#### Your goal:
Repeat every line below exactly, word for word.

#### Provided data:

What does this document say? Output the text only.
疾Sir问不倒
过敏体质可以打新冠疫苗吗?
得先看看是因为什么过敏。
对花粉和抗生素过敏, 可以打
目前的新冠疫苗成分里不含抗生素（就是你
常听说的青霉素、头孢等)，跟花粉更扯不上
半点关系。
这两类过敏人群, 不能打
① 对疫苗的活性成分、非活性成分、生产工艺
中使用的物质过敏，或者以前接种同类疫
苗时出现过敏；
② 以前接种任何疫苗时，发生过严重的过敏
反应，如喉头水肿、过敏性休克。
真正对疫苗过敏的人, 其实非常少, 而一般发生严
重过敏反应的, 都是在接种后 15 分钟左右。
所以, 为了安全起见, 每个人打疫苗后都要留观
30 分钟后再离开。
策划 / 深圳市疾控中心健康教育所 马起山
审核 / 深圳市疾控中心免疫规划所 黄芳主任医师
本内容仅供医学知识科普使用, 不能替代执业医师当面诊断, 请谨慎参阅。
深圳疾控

#### Solved problem:
What does this document say? Output the text only.
疾Sir问不倒
过敏体质可以打新冠疫苗吗?
得先看看是因为什么过敏。
对花粉和抗生素过敏, 可以打
目前的新冠疫苗成分里不含抗生素（就是你
常听说的青霉素、头孢等)，跟花粉更扯不上
半点关系。
这两类过敏人群, 不能打
① 对疫苗的活性成分、非活性成分、生产工艺
中使用的物质过敏，或者以前接种同类疫
苗时出现过敏；
② 以前接种任何疫苗时，发生过严重的过敏
反应，如喉头水肿、过敏性休克。
真正对疫苗过敏的人, 其实非常少, 而一般发生严
重过敏反应的, 都是在接种后 15 分钟左右。
所以, 为了安全起见, 每个人打疫苗后都要留观
30 分钟后再离开。
策划 / 深圳市疾控中心健康教育所 马起山
审核 / 深圳市疾控中心免疫规划所 黄芳主任医师
本内容仅供医学知识科普使用, 不能替代执业医师当面诊断, 请谨慎参阅。
深圳疾控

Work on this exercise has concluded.